#### [Data in this exercise]
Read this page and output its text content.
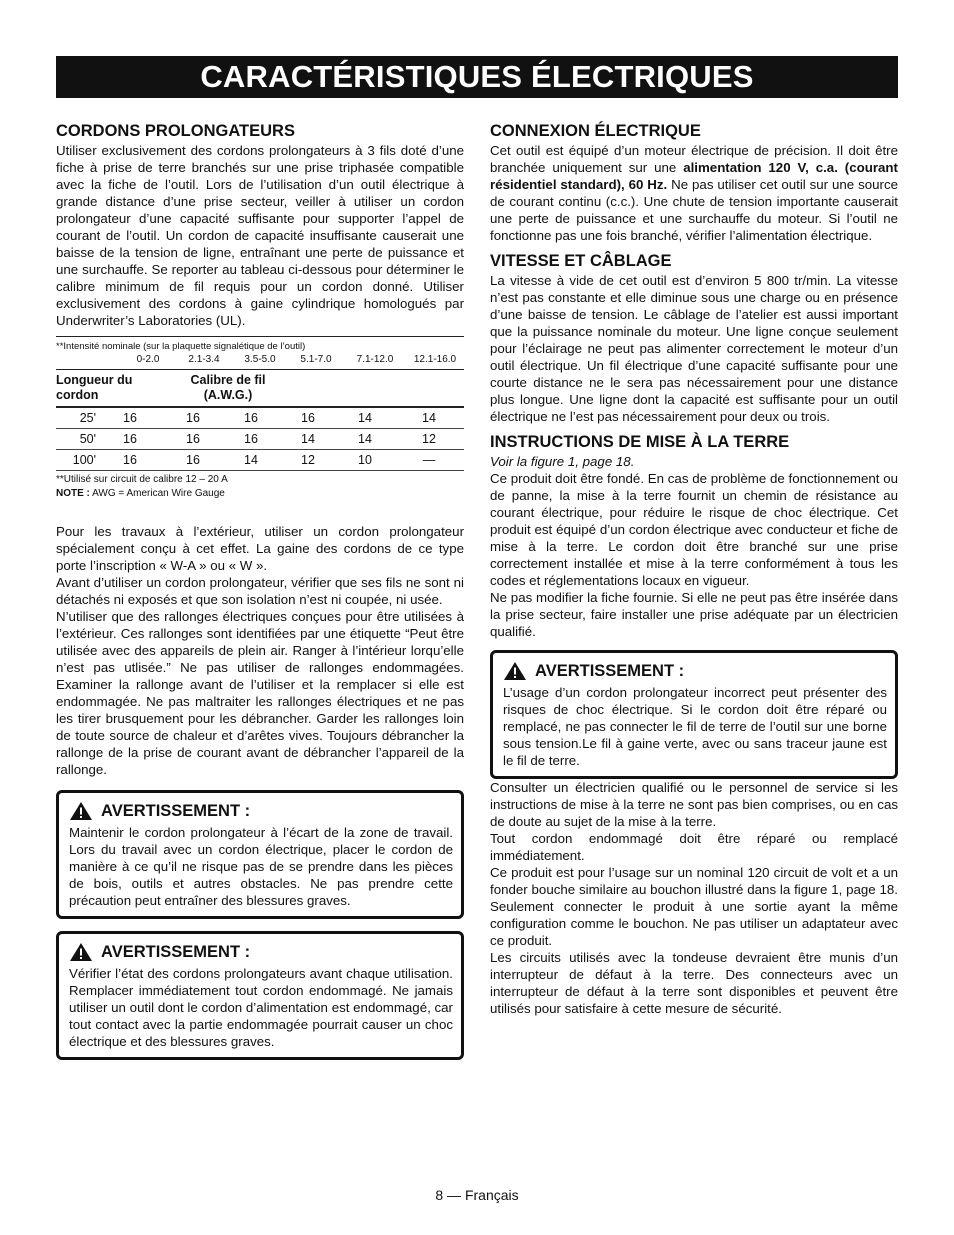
CARACTÉRISTIQUES ÉLECTRIQUES
CORDONS PROLONGATEURS

Utiliser exclusivement des cordons prolongateurs à 3 fils doté d’une fiche à prise de terre branchés sur une prise triphasée compatible avec la fiche de l’outil. Lors de l’utilisation d’un outil électrique à grande distance d’une prise secteur, veiller à utiliser un cordon prolongateur d’une capacité suffisante pour supporter l’appel de courant de l’outil. Un cordon de capacité insuffisante causerait une baisse de la tension de ligne, entraînant une perte de puissance et une surchauffe. Se reporter au tableau ci-dessous pour déterminer le calibre minimum de fil requis pour un cordon donné. Utiliser exclusivement des cordons à gaine cylindrique homologués par Underwriter’s Laboratories (UL).

**Intensité nominale (sur la plaquette signalétique de l’outil)
0-2.0	2.1-3.4	3.5-5.0	5.1-7.0	7.1-12.0	12.1-16.0
Longueur du cordon
Calibre de fil (A.W.G.)
25'	16	16	16	16	14	14
50'	16	16	16	14	14	12
100'	16	16	14	12	10	—
**Utilisé sur circuit de calibre 12 – 20 A
NOTE : AWG = American Wire Gauge

Pour les travaux à l’extérieur, utiliser un cordon prolongateur spécialement conçu à cet effet. La gaine des cordons de ce type porte l’inscription « W-A » ou « W ».

Avant d’utiliser un cordon prolongateur, vérifier que ses fils ne sont ni détachés ni exposés et que son isolation n’est ni coupée, ni usée.

N’utiliser que des rallonges électriques conçues pour être utilisées à l’extérieur. Ces rallonges sont identifiées par une étiquette “Peut être utilisée avec des appareils de plein air. Ranger à l’intérieur lorqu’elle n’est pas utlisée.” Ne pas utiliser de rallonges endommagées. Examiner la rallonge avant de l’utiliser et la remplacer si elle est endommagée. Ne pas maltraiter les rallonges électriques et ne pas les tirer brusquement pour les débrancher. Garder les rallonges loin de toute source de chaleur et d’arêtes vives. Toujours débrancher la rallonge de la prise de courant avant de débrancher l’appareil de la rallonge.

AVERTISSEMENT :

Maintenir le cordon prolongateur à l’écart de la zone de travail. Lors du travail avec un cordon électrique, placer le cordon de manière à ce qu’il ne risque pas de se prendre dans les pièces de bois, outils et autres obstacles. Ne pas prendre cette précaution peut entraîner des blessures graves.

AVERTISSEMENT :

Vérifier l’état des cordons prolongateurs avant chaque utilisation. Remplacer immédiatement tout cordon endommagé. Ne jamais utiliser un outil dont le cordon d’alimentation est endommagé, car tout contact avec la partie endommagée pourrait causer un choc électrique et des blessures graves.

CONNEXION ÉLECTRIQUE

Cet outil est équipé d’un moteur électrique de précision. Il doit être branchée uniquement sur une alimentation 120 V, c.a. (courant résidentiel standard), 60 Hz. Ne pas utiliser cet outil sur une source de courant continu (c.c.). Une chute de tension importante causerait une perte de puissance et une surchauffe du moteur. Si l’outil ne fonctionne pas une fois branché, vérifier l’alimentation électrique.

VITESSE ET CÂBLAGE

La vitesse à vide de cet outil est d’environ 5 800 tr/min. La vitesse n’est pas constante et elle diminue sous une charge ou en présence d’une baisse de tension. Le câblage de l’atelier est aussi important que la puissance nominale du moteur. Une ligne conçue seulement pour l’éclairage ne peut pas alimenter correctement le moteur d’un outil électrique. Un fil électrique d’une capacité suffisante pour une courte distance ne le sera pas nécessairement pour une distance plus longue. Une ligne dont la capacité est suffisante pour un outil électrique ne l’est pas nécessairement pour deux ou trois.

INSTRUCTIONS DE MISE À LA TERRE

Voir la figure 1, page 18.

Ce produit doit être fondé. En cas de problème de fonctionnement ou de panne, la mise à la terre fournit un chemin de résistance au courant électrique, pour réduire le risque de choc électrique. Cet produit est équipé d’un cordon électrique avec conducteur et fiche de mise à la terre. Le cordon doit être branché sur une prise correctement installée et mise à la terre conformément à tous les codes et réglementations locaux en vigueur.

Ne pas modifier la fiche fournie. Si elle ne peut pas être insérée dans la prise secteur, faire installer une prise adéquate par un électricien qualifié.

AVERTISSEMENT :

L’usage d’un cordon prolongateur incorrect peut présenter des risques de choc électrique. Si le cordon doit être réparé ou remplacé, ne pas connecter le fil de terre de l’outil sur une borne sous tension.Le fil à gaine verte, avec ou sans traceur jaune est le fil de terre.

Consulter un électricien qualifié ou le personnel de service si les instructions de mise à la terre ne sont pas bien comprises, ou en cas de doute au sujet de la mise à la terre.

Tout cordon endommagé doit être réparé ou remplacé immédiatement.

Ce produit est pour l’usage sur un nominal 120 circuit de volt et a un fonder bouche similaire au bouchon illustré dans la figure 1, page 18. Seulement connecter le produit à une sortie ayant la même configuration comme le bouchon. Ne pas utiliser un adaptateur avec ce produit.

Les circuits utilisés avec la tondeuse devraient être munis d’un interrupteur de défaut à la terre. Des connecteurs avec un interrupteur de défaut à la terre sont disponibles et peuvent être utilisés pour satisfaire à cette mesure de sécurité.

8 — Français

#### [Problem to solve]
Give an exact copy of the material, leaving out every picture.

#### [Output for this exercise]
Read this page and output its text content.
CARACTÉRISTIQUES ÉLECTRIQUES
CORDONS PROLONGATEURS

Utiliser exclusivement des cordons prolongateurs à 3 fils doté d’une fiche à prise de terre branchés sur une prise triphasée compatible avec la fiche de l’outil. Lors de l’utilisation d’un outil électrique à grande distance d’une prise secteur, veiller à utiliser un cordon prolongateur d’une capacité suffisante pour supporter l’appel de courant de l’outil. Un cordon de capacité insuffisante causerait une baisse de la tension de ligne, entraînant une perte de puissance et une surchauffe. Se reporter au tableau ci-dessous pour déterminer le calibre minimum de fil requis pour un cordon donné. Utiliser exclusivement des cordons à gaine cylindrique homologués par Underwriter’s Laboratories (UL).

**Intensité nominale (sur la plaquette signalétique de l’outil)
0-2.0	2.1-3.4	3.5-5.0	5.1-7.0	7.1-12.0	12.1-16.0
Longueur du cordon
Calibre de fil (A.W.G.)
25'	16	16	16	16	14	14
50'	16	16	16	14	14	12
100'	16	16	14	12	10	—
**Utilisé sur circuit de calibre 12 – 20 A
NOTE : AWG = American Wire Gauge

Pour les travaux à l’extérieur, utiliser un cordon prolongateur spécialement conçu à cet effet. La gaine des cordons de ce type porte l’inscription « W-A » ou « W ».

Avant d’utiliser un cordon prolongateur, vérifier que ses fils ne sont ni détachés ni exposés et que son isolation n’est ni coupée, ni usée.

N’utiliser que des rallonges électriques conçues pour être utilisées à l’extérieur. Ces rallonges sont identifiées par une étiquette “Peut être utilisée avec des appareils de plein air. Ranger à l’intérieur lorqu’elle n’est pas utlisée.” Ne pas utiliser de rallonges endommagées. Examiner la rallonge avant de l’utiliser et la remplacer si elle est endommagée. Ne pas maltraiter les rallonges électriques et ne pas les tirer brusquement pour les débrancher. Garder les rallonges loin de toute source de chaleur et d’arêtes vives. Toujours débrancher la rallonge de la prise de courant avant de débrancher l’appareil de la rallonge.

AVERTISSEMENT :

Maintenir le cordon prolongateur à l’écart de la zone de travail. Lors du travail avec un cordon électrique, placer le cordon de manière à ce qu’il ne risque pas de se prendre dans les pièces de bois, outils et autres obstacles. Ne pas prendre cette précaution peut entraîner des blessures graves.

AVERTISSEMENT :

Vérifier l’état des cordons prolongateurs avant chaque utilisation. Remplacer immédiatement tout cordon endommagé. Ne jamais utiliser un outil dont le cordon d’alimentation est endommagé, car tout contact avec la partie endommagée pourrait causer un choc électrique et des blessures graves.

CONNEXION ÉLECTRIQUE

Cet outil est équipé d’un moteur électrique de précision. Il doit être branchée uniquement sur une alimentation 120 V, c.a. (courant résidentiel standard), 60 Hz. Ne pas utiliser cet outil sur une source de courant continu (c.c.). Une chute de tension importante causerait une perte de puissance et une surchauffe du moteur. Si l’outil ne fonctionne pas une fois branché, vérifier l’alimentation électrique.

VITESSE ET CÂBLAGE

La vitesse à vide de cet outil est d’environ 5 800 tr/min. La vitesse n’est pas constante et elle diminue sous une charge ou en présence d’une baisse de tension. Le câblage de l’atelier est aussi important que la puissance nominale du moteur. Une ligne conçue seulement pour l’éclairage ne peut pas alimenter correctement le moteur d’un outil électrique. Un fil électrique d’une capacité suffisante pour une courte distance ne le sera pas nécessairement pour une distance plus longue. Une ligne dont la capacité est suffisante pour un outil électrique ne l’est pas nécessairement pour deux ou trois.

INSTRUCTIONS DE MISE À LA TERRE

Voir la figure 1, page 18.

Ce produit doit être fondé. En cas de problème de fonctionnement ou de panne, la mise à la terre fournit un chemin de résistance au courant électrique, pour réduire le risque de choc électrique. Cet produit est équipé d’un cordon électrique avec conducteur et fiche de mise à la terre. Le cordon doit être branché sur une prise correctement installée et mise à la terre conformément à tous les codes et réglementations locaux en vigueur.

Ne pas modifier la fiche fournie. Si elle ne peut pas être insérée dans la prise secteur, faire installer une prise adéquate par un électricien qualifié.

AVERTISSEMENT :

L’usage d’un cordon prolongateur incorrect peut présenter des risques de choc électrique. Si le cordon doit être réparé ou remplacé, ne pas connecter le fil de terre de l’outil sur une borne sous tension.Le fil à gaine verte, avec ou sans traceur jaune est le fil de terre.

Consulter un électricien qualifié ou le personnel de service si les instructions de mise à la terre ne sont pas bien comprises, ou en cas de doute au sujet de la mise à la terre.

Tout cordon endommagé doit être réparé ou remplacé immédiatement.

Ce produit est pour l’usage sur un nominal 120 circuit de volt et a un fonder bouche similaire au bouchon illustré dans la figure 1, page 18. Seulement connecter le produit à une sortie ayant la même configuration comme le bouchon. Ne pas utiliser un adaptateur avec ce produit.

Les circuits utilisés avec la tondeuse devraient être munis d’un interrupteur de défaut à la terre. Des connecteurs avec un interrupteur de défaut à la terre sont disponibles et peuvent être utilisés pour satisfaire à cette mesure de sécurité.

8 — Français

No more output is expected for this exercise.